§ **Written instruction 1**
Check these three statements against the passage below about King's Northern influences, and answer yes or no for each, quoting the words from the passage that decide it: (a) In Friendship was formed in 1955 to give Northern help to school desegregation. (b) Ella Baker had been a member of the Communist Party. (c) Bayard Rustin broke from the Communist Party in 1941.
§ **Written instruction 2**
From the passage below about King's Northern influences, extract word for word the part starting with "All were part" and going on through "vehicle for social change.".

Particularly important in conceiving of and helping to found the organization that King would lead after the victory of the Montgomery Bus Boycott, the Southern Christian Leadership Conference (SCLC), were three capable Northern activists who also had an important influence on King—Stanley Levison, Ella Baker, and Bayard Rustin.
All were part of a loose but significant left-liberal group formed in 1955 known as In Friendship, designed to provide Northern assistance for school desegregation. Levison, a New York attorney, had been active in the Communist Party from the 1930s until the early 1950s—then concluded (while maintaining his socialist orientation) that it no longer was an effective vehicle for social change.
Ella Baker was never a Communist but had attended radical Brookwood Labor College in 1931, and worked in New York City for many years for the NAACP—absorbing and interacting with various left-wing currents. “We won’t be free until we’ve done something to change society,” she once commented, and “the only society that can serve the needs of large masses of poor people is a socialist society.”
Bayard Rustin had been a shining light in the Young Communist League in the late 1930s, then broke from the Communist Party with sharp political differences in 1941. He then worked closely with A. Philip Randolph in the March on Washington movement of 1941, was attracted to the Gandhian pacifism of FOR, and became a prominent figure in the War Resisters League and CORE. “He was like a superman,” recalled Stokely Carmichael, “hooking socialism up with the black movement, organizing blacks.”
Rustin never abandoned his Marxist orientation and, when he became Executive Director of the A. Philip Randolph Institute in the late 1960s was still citing the Communist Manifesto as essential reading for those wishing to understand contemporary social issues and strategies for social change.* [19]
King’s development, strengthened by such influences as these, resulted in an orientation not typically associated with Black Southern preachers. Actor Ossie Davis, a prominent figure among left-wing African-American intellectuals, later remembered that King’s “philosophy of nonviolence seemed dangerous nonsense to many of us in the North.” But King had a powerful impact on Davis and his milieu when he came to speak to them in person.
“Here was something more than Reverend ‘Pork Chops’—more than hellfire and brimstone.” Speaking in “that mellifluous, rolling baritone of his” with impressive eloquence and mounting passion, “erecting one tower of rhetoric after another,” moving the crowd to enthusiasm, “it was perfectly clear—nonviolence notwithstanding—that we in the black church, and in the black community, had found ourselves a leader.”
Left-wing lawyer Conrad Lynn, closely associated with Davis, was no less skeptical of King’s pacifism, but concluded that “in retrospect, it is clear that the nonviolent strategy and tactics of Martin Luther King were the best available weapons for the black people in the period of the sixties,” adding:
“Martin Luther King, by his strong stand against the Vietnam war and his final alliance with the union garbage collectors of Memphis, showed that he was capable of growth into the most significant leader the black people have had in this century.”

§ **Data segment**

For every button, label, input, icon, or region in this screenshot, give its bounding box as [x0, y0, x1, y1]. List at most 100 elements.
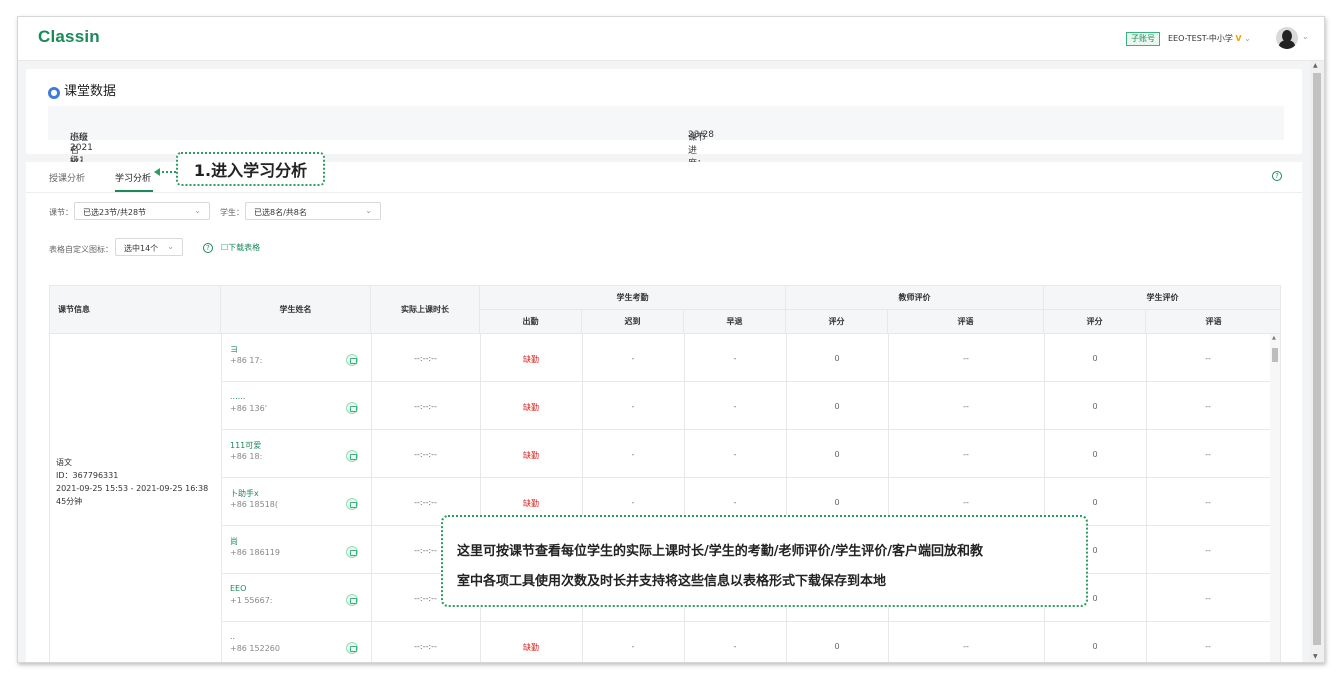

§ **Worked solution 1**
(a) Yes: "formed in 1955 known as In Friendship, designed to provide Northern assistance for school desegregation."
(b) No: "Ella Baker was never a Communist"
(c) Yes: "then broke from the Communist Party with sharp political differences in 1941."

§ **Worked solution 2**
All were part of a loose but significant left-liberal group formed in 1955 known as In Friendship, designed to provide Northern assistance for school desegregation. Levison, a New York attorney, had been active in the Communist Party from the 1930s until the early 1950s—then concluded (while maintaining his socialist orientation) that it no longer was an effective vehicle for social change.